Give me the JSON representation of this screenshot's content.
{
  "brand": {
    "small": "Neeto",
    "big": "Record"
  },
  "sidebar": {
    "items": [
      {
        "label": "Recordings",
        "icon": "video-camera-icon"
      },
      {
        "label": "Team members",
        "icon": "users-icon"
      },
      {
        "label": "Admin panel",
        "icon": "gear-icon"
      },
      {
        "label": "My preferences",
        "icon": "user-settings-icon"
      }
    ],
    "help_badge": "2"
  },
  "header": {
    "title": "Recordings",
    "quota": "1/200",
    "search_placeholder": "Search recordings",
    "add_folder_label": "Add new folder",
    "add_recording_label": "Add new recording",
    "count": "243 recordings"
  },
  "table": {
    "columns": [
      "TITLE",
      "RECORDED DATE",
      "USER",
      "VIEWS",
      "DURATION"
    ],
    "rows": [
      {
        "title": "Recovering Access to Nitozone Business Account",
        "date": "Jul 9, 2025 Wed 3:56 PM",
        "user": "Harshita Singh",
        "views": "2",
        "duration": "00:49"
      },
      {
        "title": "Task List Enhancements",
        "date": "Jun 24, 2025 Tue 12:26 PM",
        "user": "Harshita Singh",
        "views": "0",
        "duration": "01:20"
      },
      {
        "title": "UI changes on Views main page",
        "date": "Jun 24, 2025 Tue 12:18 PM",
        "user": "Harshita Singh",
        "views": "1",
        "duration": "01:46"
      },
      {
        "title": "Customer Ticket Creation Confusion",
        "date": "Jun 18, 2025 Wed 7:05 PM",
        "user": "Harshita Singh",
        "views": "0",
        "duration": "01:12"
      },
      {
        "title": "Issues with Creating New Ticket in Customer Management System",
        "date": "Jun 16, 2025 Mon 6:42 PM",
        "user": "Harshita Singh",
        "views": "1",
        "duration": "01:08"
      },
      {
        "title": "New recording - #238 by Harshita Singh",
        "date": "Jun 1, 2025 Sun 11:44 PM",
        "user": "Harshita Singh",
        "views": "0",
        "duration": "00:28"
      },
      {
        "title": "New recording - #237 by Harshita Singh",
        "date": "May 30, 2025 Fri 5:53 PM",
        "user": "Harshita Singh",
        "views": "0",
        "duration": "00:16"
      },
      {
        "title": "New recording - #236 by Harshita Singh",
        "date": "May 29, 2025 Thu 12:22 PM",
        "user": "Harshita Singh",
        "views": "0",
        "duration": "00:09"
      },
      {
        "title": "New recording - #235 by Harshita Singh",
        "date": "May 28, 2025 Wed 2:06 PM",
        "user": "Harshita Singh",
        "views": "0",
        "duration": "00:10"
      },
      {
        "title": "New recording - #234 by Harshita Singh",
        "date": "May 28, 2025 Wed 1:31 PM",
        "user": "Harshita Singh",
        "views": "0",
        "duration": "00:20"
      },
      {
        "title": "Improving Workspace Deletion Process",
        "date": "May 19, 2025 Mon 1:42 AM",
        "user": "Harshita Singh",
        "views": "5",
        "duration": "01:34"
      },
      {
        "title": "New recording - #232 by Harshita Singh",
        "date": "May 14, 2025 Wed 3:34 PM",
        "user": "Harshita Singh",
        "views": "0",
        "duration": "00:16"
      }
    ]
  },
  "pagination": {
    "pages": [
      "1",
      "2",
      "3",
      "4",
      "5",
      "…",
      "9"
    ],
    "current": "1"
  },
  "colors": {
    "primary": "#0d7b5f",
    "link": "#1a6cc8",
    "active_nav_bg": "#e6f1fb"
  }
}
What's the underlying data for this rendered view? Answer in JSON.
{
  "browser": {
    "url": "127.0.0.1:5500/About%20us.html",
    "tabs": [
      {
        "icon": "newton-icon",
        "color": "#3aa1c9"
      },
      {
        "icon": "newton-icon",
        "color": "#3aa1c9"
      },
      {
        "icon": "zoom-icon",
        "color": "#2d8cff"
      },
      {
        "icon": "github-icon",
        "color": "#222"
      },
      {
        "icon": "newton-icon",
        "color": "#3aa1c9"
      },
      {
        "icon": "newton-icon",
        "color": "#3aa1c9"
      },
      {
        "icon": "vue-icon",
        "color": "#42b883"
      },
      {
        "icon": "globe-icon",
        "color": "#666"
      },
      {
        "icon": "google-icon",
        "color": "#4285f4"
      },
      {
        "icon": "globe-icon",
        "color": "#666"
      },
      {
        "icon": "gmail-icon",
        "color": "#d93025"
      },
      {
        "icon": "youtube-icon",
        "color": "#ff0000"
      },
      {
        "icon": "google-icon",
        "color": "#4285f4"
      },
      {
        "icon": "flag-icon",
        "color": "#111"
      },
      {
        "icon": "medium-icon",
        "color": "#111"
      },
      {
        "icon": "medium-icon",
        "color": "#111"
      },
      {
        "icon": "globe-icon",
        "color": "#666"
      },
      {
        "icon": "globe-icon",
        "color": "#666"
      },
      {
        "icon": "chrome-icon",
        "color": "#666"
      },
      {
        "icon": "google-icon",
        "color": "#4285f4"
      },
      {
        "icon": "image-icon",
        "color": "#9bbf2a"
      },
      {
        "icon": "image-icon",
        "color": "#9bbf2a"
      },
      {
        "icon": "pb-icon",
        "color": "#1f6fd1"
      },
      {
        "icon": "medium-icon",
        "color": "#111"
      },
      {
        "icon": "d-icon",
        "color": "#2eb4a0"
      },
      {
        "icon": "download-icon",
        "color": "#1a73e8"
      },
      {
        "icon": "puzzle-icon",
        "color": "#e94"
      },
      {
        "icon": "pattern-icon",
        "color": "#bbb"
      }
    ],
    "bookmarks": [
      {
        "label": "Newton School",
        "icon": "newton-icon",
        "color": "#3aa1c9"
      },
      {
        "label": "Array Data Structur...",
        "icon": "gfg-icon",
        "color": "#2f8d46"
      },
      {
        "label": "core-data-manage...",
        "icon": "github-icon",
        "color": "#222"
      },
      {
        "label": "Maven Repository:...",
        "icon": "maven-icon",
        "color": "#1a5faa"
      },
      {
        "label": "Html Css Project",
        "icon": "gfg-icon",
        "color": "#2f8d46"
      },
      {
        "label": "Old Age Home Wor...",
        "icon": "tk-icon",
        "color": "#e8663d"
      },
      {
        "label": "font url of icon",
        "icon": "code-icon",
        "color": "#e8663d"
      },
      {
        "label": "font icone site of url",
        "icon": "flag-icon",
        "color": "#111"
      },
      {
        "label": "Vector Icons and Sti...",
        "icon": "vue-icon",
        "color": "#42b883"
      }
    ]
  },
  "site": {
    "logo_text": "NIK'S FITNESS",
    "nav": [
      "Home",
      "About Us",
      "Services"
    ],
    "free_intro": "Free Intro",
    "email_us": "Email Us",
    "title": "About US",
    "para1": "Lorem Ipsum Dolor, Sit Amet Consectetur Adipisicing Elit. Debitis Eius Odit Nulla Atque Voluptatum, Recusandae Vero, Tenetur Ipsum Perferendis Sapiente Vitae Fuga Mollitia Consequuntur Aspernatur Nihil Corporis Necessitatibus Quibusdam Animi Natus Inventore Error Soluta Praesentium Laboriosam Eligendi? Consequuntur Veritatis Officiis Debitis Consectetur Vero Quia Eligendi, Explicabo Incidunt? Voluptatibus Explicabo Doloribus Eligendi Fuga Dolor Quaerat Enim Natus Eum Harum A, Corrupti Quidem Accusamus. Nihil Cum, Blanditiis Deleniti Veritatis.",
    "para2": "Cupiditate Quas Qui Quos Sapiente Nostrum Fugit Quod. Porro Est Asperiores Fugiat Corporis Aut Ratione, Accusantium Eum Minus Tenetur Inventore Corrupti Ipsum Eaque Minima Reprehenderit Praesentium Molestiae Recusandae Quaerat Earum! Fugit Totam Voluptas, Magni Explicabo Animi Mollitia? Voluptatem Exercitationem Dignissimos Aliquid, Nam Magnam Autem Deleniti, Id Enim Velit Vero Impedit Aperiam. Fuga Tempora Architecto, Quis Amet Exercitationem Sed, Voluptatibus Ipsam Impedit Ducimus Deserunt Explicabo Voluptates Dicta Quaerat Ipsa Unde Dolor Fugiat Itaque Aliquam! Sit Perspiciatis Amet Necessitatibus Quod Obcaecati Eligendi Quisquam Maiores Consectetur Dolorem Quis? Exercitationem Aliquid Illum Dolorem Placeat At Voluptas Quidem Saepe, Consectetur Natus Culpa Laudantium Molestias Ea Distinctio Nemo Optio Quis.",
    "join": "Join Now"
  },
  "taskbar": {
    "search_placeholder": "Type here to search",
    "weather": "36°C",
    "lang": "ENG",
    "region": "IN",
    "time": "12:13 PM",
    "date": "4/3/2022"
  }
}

• • • •

### Task details:
Select from the material above each line in which the string "font" appears, and list those lines.

### Result of this exercise:
        "label": "font url of icon",
        "label": "font icone site of url",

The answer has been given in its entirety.